● 原文抜粋:
-=-=-=-=-

木枯や無住寺閉ざす五寸釘

「人数が足りないみたいで安く蟹を食べに行ける」と言うので、急遽広島県の山奥の温泉へバスツアーに行ったことがあります。急に行ったことを理由にしますが、その温泉の名前が思い出せない、、、。川沿いのひなびた温泉で、川に向かって見晴らしの良い露天風呂がありました。少し歩いたところに橋があり、橋を渡ったところからお地蔵さんがならぶ坂道が続き、上りきったところにお寺がありました。普段は誰も居ないお寺なのでしょう、建物の扉はいかにも「入るべからず」と言うように、大きな釘が打たれていました。(2001年冬詠)

スコップで狸入れられ塵芥車

狸は動作の遅い動物です。そのくせ人懐っこいものだから、人里近くに住み着いては輪禍に遭うのでしょう。掲句は出張で53号線を岡山へ走っていて目にした景です。作業をされている方の無造作ぶりが印象に残っています、、、。狸汁などと言いますが、実際は臭くて食べられないとか、狸はしばらく土に埋めておいて料理すれば臭みが取れるとか、子どもの頃に聞きかじった大人の知恵ですが、実際のところはわかりません。(2001年冬詠)

-=-=-=-=-

● 提供資料:

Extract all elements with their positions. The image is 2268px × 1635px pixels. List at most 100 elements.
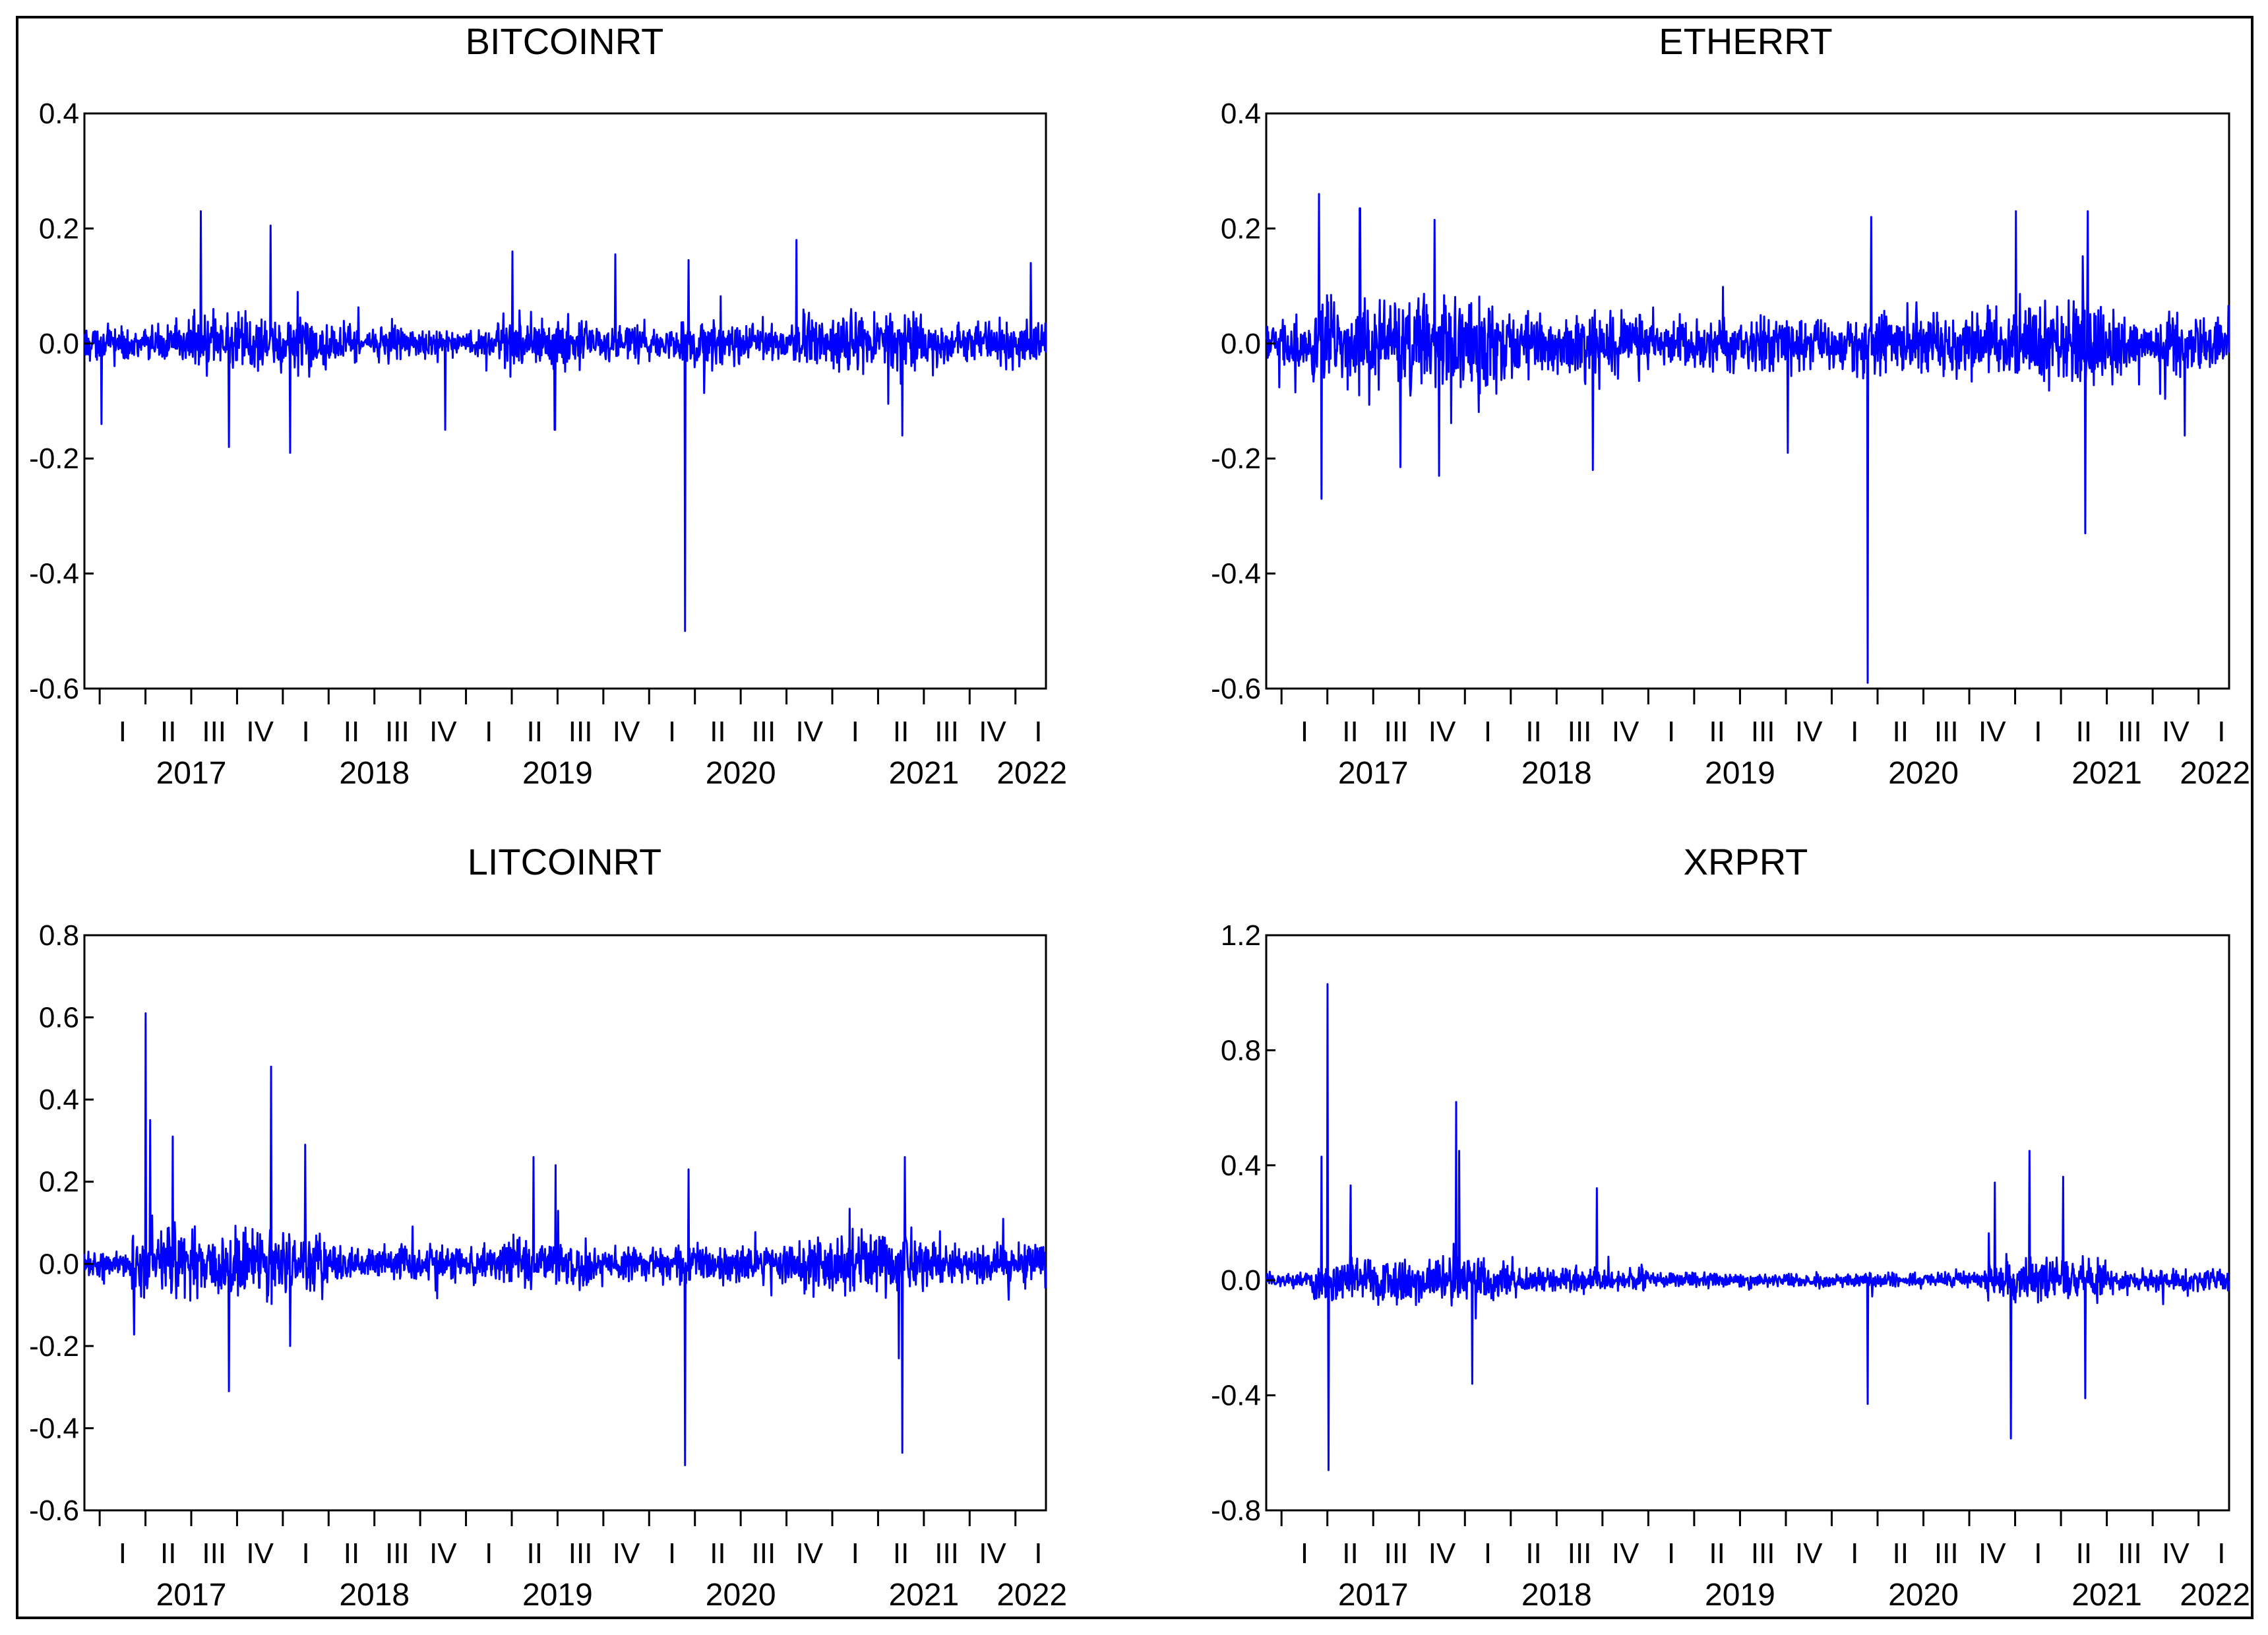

-=-=-=-=-

● 作業内容: 冬の俳句二句とその解説文からなる原文抜粋を、一字一句変えずに全文書き記してください。

● 結果:
木枯や無住寺閉ざす五寸釘

「人数が足りないみたいで安く蟹を食べに行ける」と言うので、急遽広島県の山奥の温泉へバスツアーに行ったことがあります。急に行ったことを理由にしますが、その温泉の名前が思い出せない、、、。川沿いのひなびた温泉で、川に向かって見晴らしの良い露天風呂がありました。少し歩いたところに橋があり、橋を渡ったところからお地蔵さんがならぶ坂道が続き、上りきったところにお寺がありました。普段は誰も居ないお寺なのでしょう、建物の扉はいかにも「入るべからず」と言うように、大きな釘が打たれていました。(2001年冬詠)

スコップで狸入れられ塵芥車

狸は動作の遅い動物です。そのくせ人懐っこいものだから、人里近くに住み着いては輪禍に遭うのでしょう。掲句は出張で53号線を岡山へ走っていて目にした景です。作業をされている方の無造作ぶりが印象に残っています、、、。狸汁などと言いますが、実際は臭くて食べられないとか、狸はしばらく土に埋めておいて料理すれば臭みが取れるとか、子どもの頃に聞きかじった大人の知恵ですが、実際のところはわかりません。(2001年冬詠)